[Start of Material for this exercise]
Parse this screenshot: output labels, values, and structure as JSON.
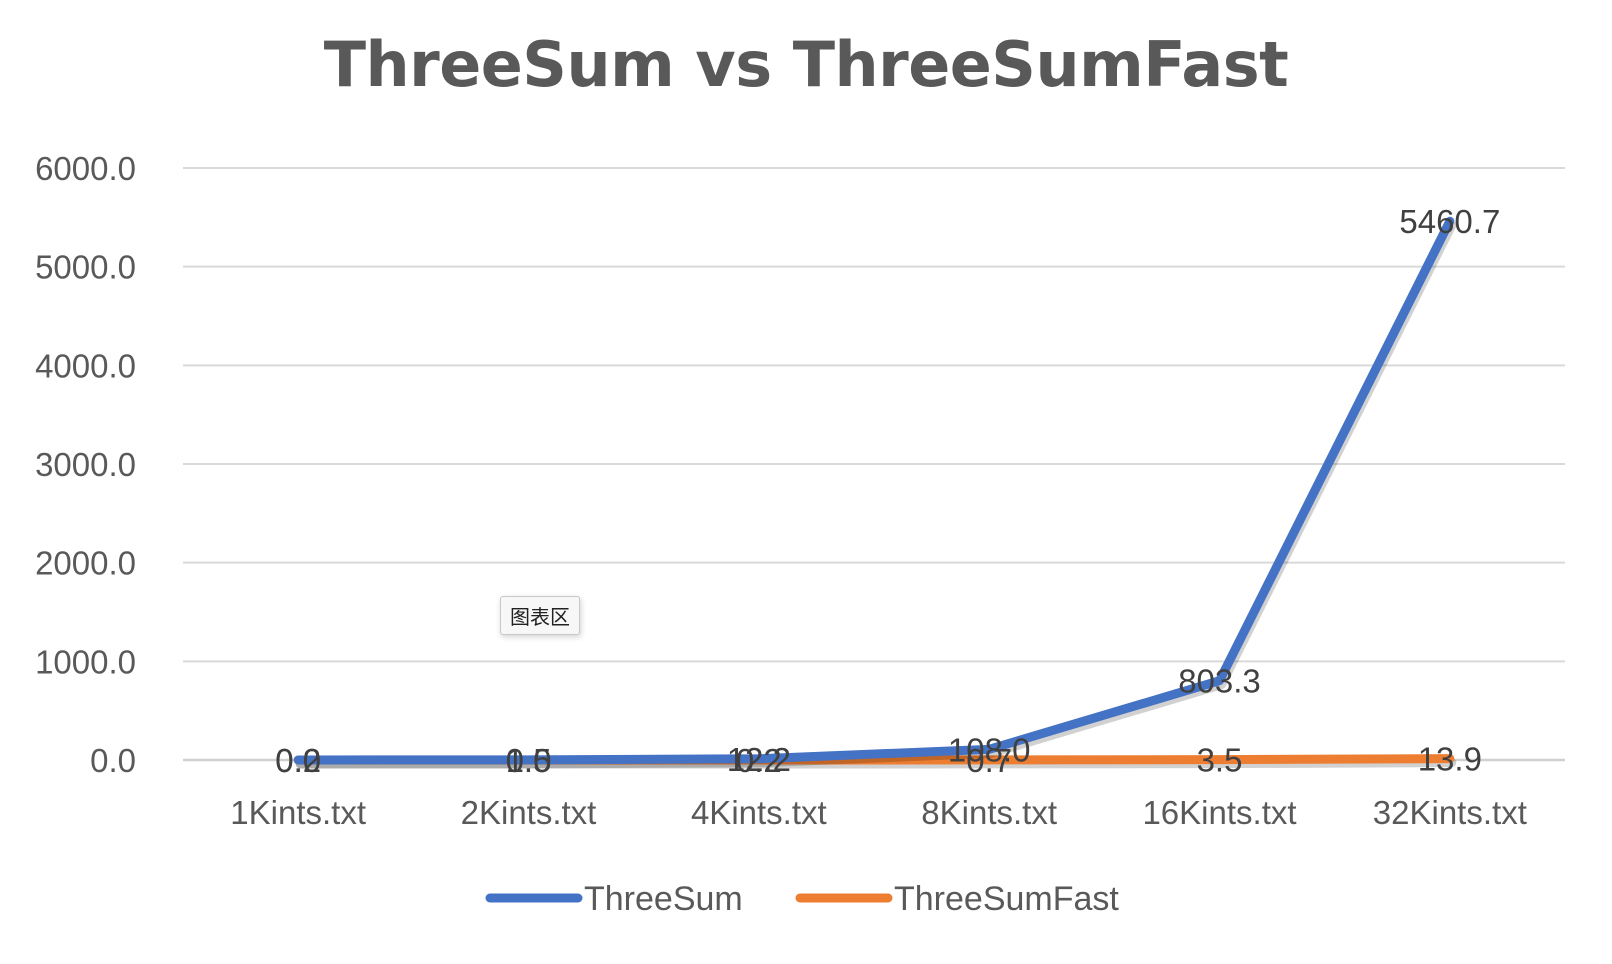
{
  "chart_data": {
    "type": "line",
    "title": "ThreeSum vs ThreeSumFast",
    "xlabel": "",
    "ylabel": "",
    "categories": [
      "1Kints.txt",
      "2Kints.txt",
      "4Kints.txt",
      "8Kints.txt",
      "16Kints.txt",
      "32Kints.txt"
    ],
    "series": [
      {
        "name": "ThreeSum",
        "color": "#4472C4",
        "values": [
          0.2,
          1.5,
          12.2,
          108.0,
          803.3,
          5460.7
        ],
        "labels": [
          "0.2",
          "1.5",
          "12.2",
          "108.0",
          "803.3",
          "5460.7"
        ]
      },
      {
        "name": "ThreeSumFast",
        "color": "#ED7D31",
        "values": [
          0.0,
          0.0,
          0.2,
          0.7,
          3.5,
          13.9
        ],
        "labels": [
          "0.0",
          "0.0",
          "0.2",
          "0.7",
          "3.5",
          "13.9"
        ]
      }
    ],
    "y_ticks": [
      "0.0",
      "1000.0",
      "2000.0",
      "3000.0",
      "4000.0",
      "5000.0",
      "6000.0"
    ],
    "ylim": [
      0,
      6000
    ],
    "grid": true,
    "legend": "bottom"
  },
  "tooltip": {
    "text": "图表区"
  }
}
[End of Material for this exercise]
** Goal of the exercise **
Make a copy of each line that contains the string "ThreeSumFast".

** Task solution **
    "title": "ThreeSum vs ThreeSumFast",
        "name": "ThreeSumFast",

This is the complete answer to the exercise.